Reproduce all the lines exactly as they stand, apart from the pictures.
>> START Exercise materials
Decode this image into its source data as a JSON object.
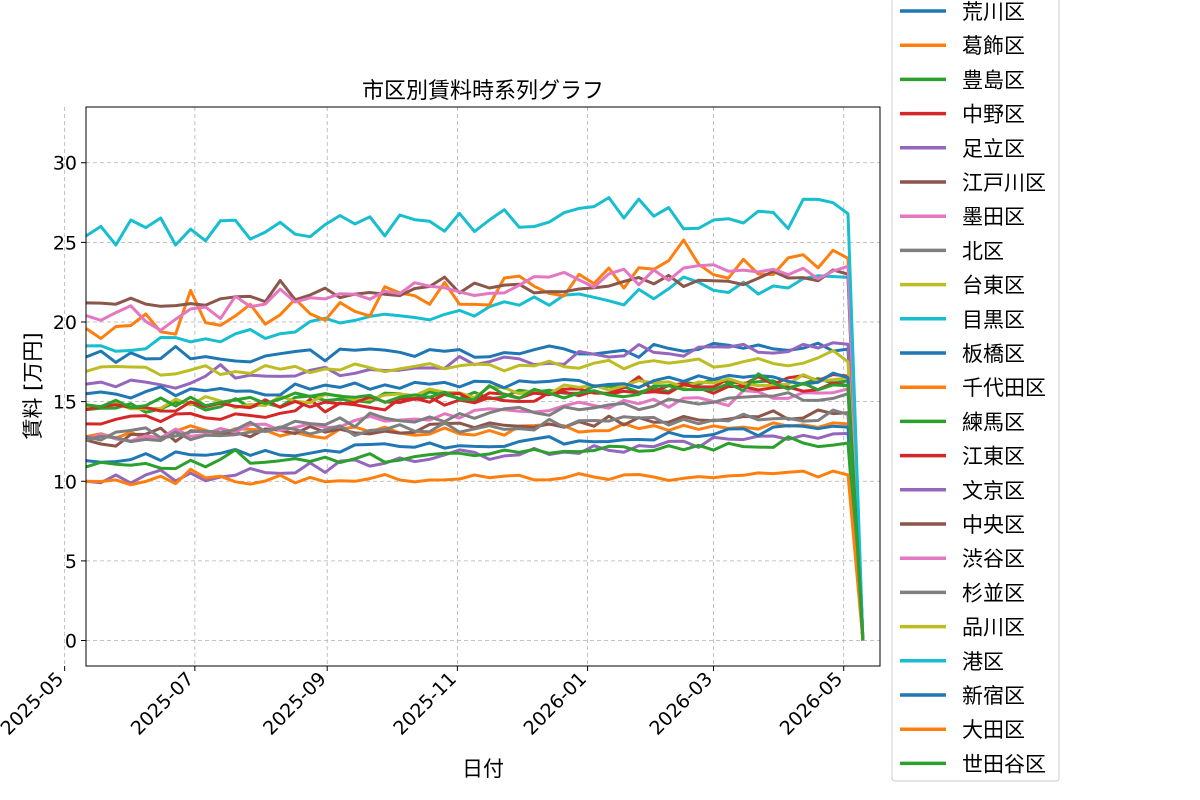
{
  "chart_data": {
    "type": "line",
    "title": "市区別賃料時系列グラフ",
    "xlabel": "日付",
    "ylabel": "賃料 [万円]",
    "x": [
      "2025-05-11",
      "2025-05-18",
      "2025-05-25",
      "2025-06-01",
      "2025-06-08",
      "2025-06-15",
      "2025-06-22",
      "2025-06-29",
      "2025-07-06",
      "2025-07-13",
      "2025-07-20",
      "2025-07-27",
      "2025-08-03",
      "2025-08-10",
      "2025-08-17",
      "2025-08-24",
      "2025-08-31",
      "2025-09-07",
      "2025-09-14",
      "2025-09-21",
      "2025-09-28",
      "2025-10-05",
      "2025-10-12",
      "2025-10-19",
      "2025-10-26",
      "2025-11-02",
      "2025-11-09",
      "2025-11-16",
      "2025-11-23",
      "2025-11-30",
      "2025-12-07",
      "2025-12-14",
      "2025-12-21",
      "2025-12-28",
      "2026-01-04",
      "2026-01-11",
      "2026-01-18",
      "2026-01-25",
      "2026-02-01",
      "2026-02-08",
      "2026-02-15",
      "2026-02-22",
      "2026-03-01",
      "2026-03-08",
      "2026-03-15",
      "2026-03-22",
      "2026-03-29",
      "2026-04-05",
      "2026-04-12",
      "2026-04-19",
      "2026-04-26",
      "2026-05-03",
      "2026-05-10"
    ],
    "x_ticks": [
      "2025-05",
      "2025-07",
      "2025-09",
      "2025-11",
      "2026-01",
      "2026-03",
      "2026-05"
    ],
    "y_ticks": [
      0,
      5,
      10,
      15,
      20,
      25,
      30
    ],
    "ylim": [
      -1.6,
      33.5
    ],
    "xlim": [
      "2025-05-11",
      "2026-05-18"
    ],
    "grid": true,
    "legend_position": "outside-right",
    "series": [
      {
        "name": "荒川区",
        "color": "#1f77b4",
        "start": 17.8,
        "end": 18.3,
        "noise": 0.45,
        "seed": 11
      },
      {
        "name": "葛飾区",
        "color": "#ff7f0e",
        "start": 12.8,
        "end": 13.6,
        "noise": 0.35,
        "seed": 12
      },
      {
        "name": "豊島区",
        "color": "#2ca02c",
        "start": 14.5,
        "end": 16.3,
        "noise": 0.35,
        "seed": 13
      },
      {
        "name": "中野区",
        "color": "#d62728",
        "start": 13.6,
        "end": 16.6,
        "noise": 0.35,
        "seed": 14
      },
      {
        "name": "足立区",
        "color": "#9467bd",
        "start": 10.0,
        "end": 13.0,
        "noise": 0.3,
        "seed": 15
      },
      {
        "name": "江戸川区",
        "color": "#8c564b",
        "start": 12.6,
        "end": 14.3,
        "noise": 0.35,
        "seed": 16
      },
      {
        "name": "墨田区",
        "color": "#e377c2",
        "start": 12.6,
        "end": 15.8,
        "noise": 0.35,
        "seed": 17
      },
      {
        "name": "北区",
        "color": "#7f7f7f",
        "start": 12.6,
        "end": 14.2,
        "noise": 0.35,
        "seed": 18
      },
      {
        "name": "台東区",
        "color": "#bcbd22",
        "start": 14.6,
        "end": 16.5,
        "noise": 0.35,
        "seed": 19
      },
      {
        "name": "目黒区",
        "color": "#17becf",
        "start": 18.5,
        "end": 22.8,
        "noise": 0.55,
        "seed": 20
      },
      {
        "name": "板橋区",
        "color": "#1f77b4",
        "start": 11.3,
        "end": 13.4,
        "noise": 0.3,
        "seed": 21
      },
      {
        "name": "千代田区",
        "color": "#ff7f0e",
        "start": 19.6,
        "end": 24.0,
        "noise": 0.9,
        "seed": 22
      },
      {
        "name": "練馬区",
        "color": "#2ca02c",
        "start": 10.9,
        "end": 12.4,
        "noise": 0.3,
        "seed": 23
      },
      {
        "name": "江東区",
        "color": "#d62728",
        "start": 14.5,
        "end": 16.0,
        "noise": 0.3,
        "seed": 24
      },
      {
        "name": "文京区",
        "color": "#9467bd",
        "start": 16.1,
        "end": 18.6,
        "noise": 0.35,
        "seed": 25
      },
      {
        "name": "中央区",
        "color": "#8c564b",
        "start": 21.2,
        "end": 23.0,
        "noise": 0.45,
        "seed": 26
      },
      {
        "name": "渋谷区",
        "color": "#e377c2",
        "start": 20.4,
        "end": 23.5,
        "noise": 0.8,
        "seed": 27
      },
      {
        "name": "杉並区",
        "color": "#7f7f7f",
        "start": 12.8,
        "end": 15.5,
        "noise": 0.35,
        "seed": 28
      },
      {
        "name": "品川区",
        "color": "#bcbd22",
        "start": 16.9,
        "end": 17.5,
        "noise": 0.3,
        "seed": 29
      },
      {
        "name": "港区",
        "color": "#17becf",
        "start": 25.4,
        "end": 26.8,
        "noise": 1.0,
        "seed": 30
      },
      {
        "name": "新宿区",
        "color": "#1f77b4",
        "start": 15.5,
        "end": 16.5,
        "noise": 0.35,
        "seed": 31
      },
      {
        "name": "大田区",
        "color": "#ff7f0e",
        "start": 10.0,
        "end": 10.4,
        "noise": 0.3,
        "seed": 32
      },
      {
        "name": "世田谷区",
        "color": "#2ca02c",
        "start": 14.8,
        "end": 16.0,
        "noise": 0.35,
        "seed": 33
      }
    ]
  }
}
>> END Exercise materials
* Exercise response:
Decode this image into its source data as a JSON object.
{
  "chart_data": {
    "type": "line",
    "title": "市区別賃料時系列グラフ",
    "xlabel": "日付",
    "ylabel": "賃料 [万円]",
    "x": [
      "2025-05-11",
      "2025-05-18",
      "2025-05-25",
      "2025-06-01",
      "2025-06-08",
      "2025-06-15",
      "2025-06-22",
      "2025-06-29",
      "2025-07-06",
      "2025-07-13",
      "2025-07-20",
      "2025-07-27",
      "2025-08-03",
      "2025-08-10",
      "2025-08-17",
      "2025-08-24",
      "2025-08-31",
      "2025-09-07",
      "2025-09-14",
      "2025-09-21",
      "2025-09-28",
      "2025-10-05",
      "2025-10-12",
      "2025-10-19",
      "2025-10-26",
      "2025-11-02",
      "2025-11-09",
      "2025-11-16",
      "2025-11-23",
      "2025-11-30",
      "2025-12-07",
      "2025-12-14",
      "2025-12-21",
      "2025-12-28",
      "2026-01-04",
      "2026-01-11",
      "2026-01-18",
      "2026-01-25",
      "2026-02-01",
      "2026-02-08",
      "2026-02-15",
      "2026-02-22",
      "2026-03-01",
      "2026-03-08",
      "2026-03-15",
      "2026-03-22",
      "2026-03-29",
      "2026-04-05",
      "2026-04-12",
      "2026-04-19",
      "2026-04-26",
      "2026-05-03",
      "2026-05-10"
    ],
    "x_ticks": [
      "2025-05",
      "2025-07",
      "2025-09",
      "2025-11",
      "2026-01",
      "2026-03",
      "2026-05"
    ],
    "y_ticks": [
      0,
      5,
      10,
      15,
      20,
      25,
      30
    ],
    "ylim": [
      -1.6,
      33.5
    ],
    "xlim": [
      "2025-05-11",
      "2026-05-18"
    ],
    "grid": true,
    "legend_position": "outside-right",
    "series": [
      {
        "name": "荒川区",
        "color": "#1f77b4",
        "start": 17.8,
        "end": 18.3,
        "noise": 0.45,
        "seed": 11
      },
      {
        "name": "葛飾区",
        "color": "#ff7f0e",
        "start": 12.8,
        "end": 13.6,
        "noise": 0.35,
        "seed": 12
      },
      {
        "name": "豊島区",
        "color": "#2ca02c",
        "start": 14.5,
        "end": 16.3,
        "noise": 0.35,
        "seed": 13
      },
      {
        "name": "中野区",
        "color": "#d62728",
        "start": 13.6,
        "end": 16.6,
        "noise": 0.35,
        "seed": 14
      },
      {
        "name": "足立区",
        "color": "#9467bd",
        "start": 10.0,
        "end": 13.0,
        "noise": 0.3,
        "seed": 15
      },
      {
        "name": "江戸川区",
        "color": "#8c564b",
        "start": 12.6,
        "end": 14.3,
        "noise": 0.35,
        "seed": 16
      },
      {
        "name": "墨田区",
        "color": "#e377c2",
        "start": 12.6,
        "end": 15.8,
        "noise": 0.35,
        "seed": 17
      },
      {
        "name": "北区",
        "color": "#7f7f7f",
        "start": 12.6,
        "end": 14.2,
        "noise": 0.35,
        "seed": 18
      },
      {
        "name": "台東区",
        "color": "#bcbd22",
        "start": 14.6,
        "end": 16.5,
        "noise": 0.35,
        "seed": 19
      },
      {
        "name": "目黒区",
        "color": "#17becf",
        "start": 18.5,
        "end": 22.8,
        "noise": 0.55,
        "seed": 20
      },
      {
        "name": "板橋区",
        "color": "#1f77b4",
        "start": 11.3,
        "end": 13.4,
        "noise": 0.3,
        "seed": 21
      },
      {
        "name": "千代田区",
        "color": "#ff7f0e",
        "start": 19.6,
        "end": 24.0,
        "noise": 0.9,
        "seed": 22
      },
      {
        "name": "練馬区",
        "color": "#2ca02c",
        "start": 10.9,
        "end": 12.4,
        "noise": 0.3,
        "seed": 23
      },
      {
        "name": "江東区",
        "color": "#d62728",
        "start": 14.5,
        "end": 16.0,
        "noise": 0.3,
        "seed": 24
      },
      {
        "name": "文京区",
        "color": "#9467bd",
        "start": 16.1,
        "end": 18.6,
        "noise": 0.35,
        "seed": 25
      },
      {
        "name": "中央区",
        "color": "#8c564b",
        "start": 21.2,
        "end": 23.0,
        "noise": 0.45,
        "seed": 26
      },
      {
        "name": "渋谷区",
        "color": "#e377c2",
        "start": 20.4,
        "end": 23.5,
        "noise": 0.8,
        "seed": 27
      },
      {
        "name": "杉並区",
        "color": "#7f7f7f",
        "start": 12.8,
        "end": 15.5,
        "noise": 0.35,
        "seed": 28
      },
      {
        "name": "品川区",
        "color": "#bcbd22",
        "start": 16.9,
        "end": 17.5,
        "noise": 0.3,
        "seed": 29
      },
      {
        "name": "港区",
        "color": "#17becf",
        "start": 25.4,
        "end": 26.8,
        "noise": 1.0,
        "seed": 30
      },
      {
        "name": "新宿区",
        "color": "#1f77b4",
        "start": 15.5,
        "end": 16.5,
        "noise": 0.35,
        "seed": 31
      },
      {
        "name": "大田区",
        "color": "#ff7f0e",
        "start": 10.0,
        "end": 10.4,
        "noise": 0.3,
        "seed": 32
      },
      {
        "name": "世田谷区",
        "color": "#2ca02c",
        "start": 14.8,
        "end": 16.0,
        "noise": 0.35,
        "seed": 33
      }
    ]
  }
}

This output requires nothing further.